### What you will do
Of the lines in the listing below, how many hold "Accuracy"? Answer with the number only.

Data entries
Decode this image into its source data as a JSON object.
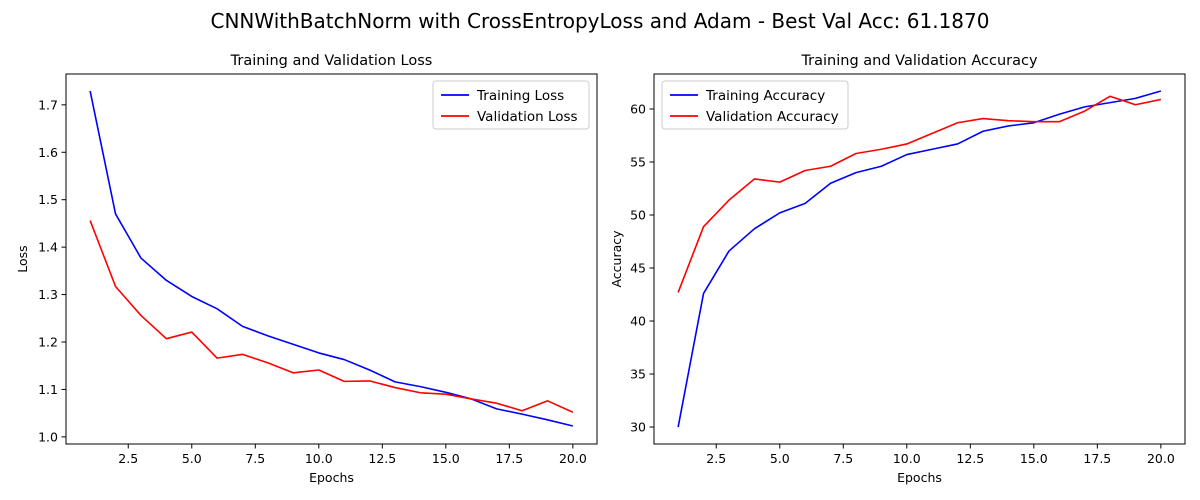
{
  "figure": {
    "suptitle": "CNNWithBatchNorm with CrossEntropyLoss and Adam - Best Val Acc: 61.1870"
  },
  "chart_data": [
    {
      "type": "line",
      "title": "Training and Validation Loss",
      "xlabel": "Epochs",
      "ylabel": "Loss",
      "xlim": [
        0.05,
        20.95
      ],
      "ylim": [
        0.985,
        1.765
      ],
      "xticks": [
        "2.5",
        "5.0",
        "7.5",
        "10.0",
        "12.5",
        "15.0",
        "17.5",
        "20.0"
      ],
      "yticks": [
        "1.0",
        "1.1",
        "1.2",
        "1.3",
        "1.4",
        "1.5",
        "1.6",
        "1.7"
      ],
      "legend": "top-right",
      "grid": false,
      "x": [
        1,
        2,
        3,
        4,
        5,
        6,
        7,
        8,
        9,
        10,
        11,
        12,
        13,
        14,
        15,
        16,
        17,
        18,
        19,
        20
      ],
      "series": [
        {
          "name": "Training Loss",
          "color": "#0000ff",
          "values": [
            1.729,
            1.47,
            1.377,
            1.33,
            1.296,
            1.27,
            1.233,
            1.213,
            1.195,
            1.177,
            1.163,
            1.141,
            1.116,
            1.106,
            1.094,
            1.08,
            1.059,
            1.048,
            1.036,
            1.023
          ]
        },
        {
          "name": "Validation Loss",
          "color": "#ff0000",
          "values": [
            1.456,
            1.317,
            1.256,
            1.207,
            1.221,
            1.166,
            1.174,
            1.156,
            1.135,
            1.141,
            1.117,
            1.118,
            1.104,
            1.093,
            1.09,
            1.08,
            1.071,
            1.055,
            1.076,
            1.052
          ]
        }
      ]
    },
    {
      "type": "line",
      "title": "Training and Validation Accuracy",
      "xlabel": "Epochs",
      "ylabel": "Accuracy",
      "xlim": [
        0.05,
        20.95
      ],
      "ylim": [
        28.4,
        63.3
      ],
      "xticks": [
        "2.5",
        "5.0",
        "7.5",
        "10.0",
        "12.5",
        "15.0",
        "17.5",
        "20.0"
      ],
      "yticks": [
        "30",
        "35",
        "40",
        "45",
        "50",
        "55",
        "60"
      ],
      "legend": "top-left",
      "grid": false,
      "x": [
        1,
        2,
        3,
        4,
        5,
        6,
        7,
        8,
        9,
        10,
        11,
        12,
        13,
        14,
        15,
        16,
        17,
        18,
        19,
        20
      ],
      "series": [
        {
          "name": "Training Accuracy",
          "color": "#0000ff",
          "values": [
            30.0,
            42.6,
            46.6,
            48.7,
            50.2,
            51.1,
            53.0,
            54.0,
            54.6,
            55.7,
            56.2,
            56.7,
            57.9,
            58.4,
            58.7,
            59.5,
            60.2,
            60.6,
            61.0,
            61.7
          ]
        },
        {
          "name": "Validation Accuracy",
          "color": "#ff0000",
          "values": [
            42.7,
            48.9,
            51.4,
            53.4,
            53.1,
            54.2,
            54.6,
            55.8,
            56.2,
            56.7,
            57.7,
            58.7,
            59.1,
            58.9,
            58.8,
            58.8,
            59.8,
            61.2,
            60.4,
            60.9
          ]
        }
      ]
    }
  ]
}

### Worked answer
4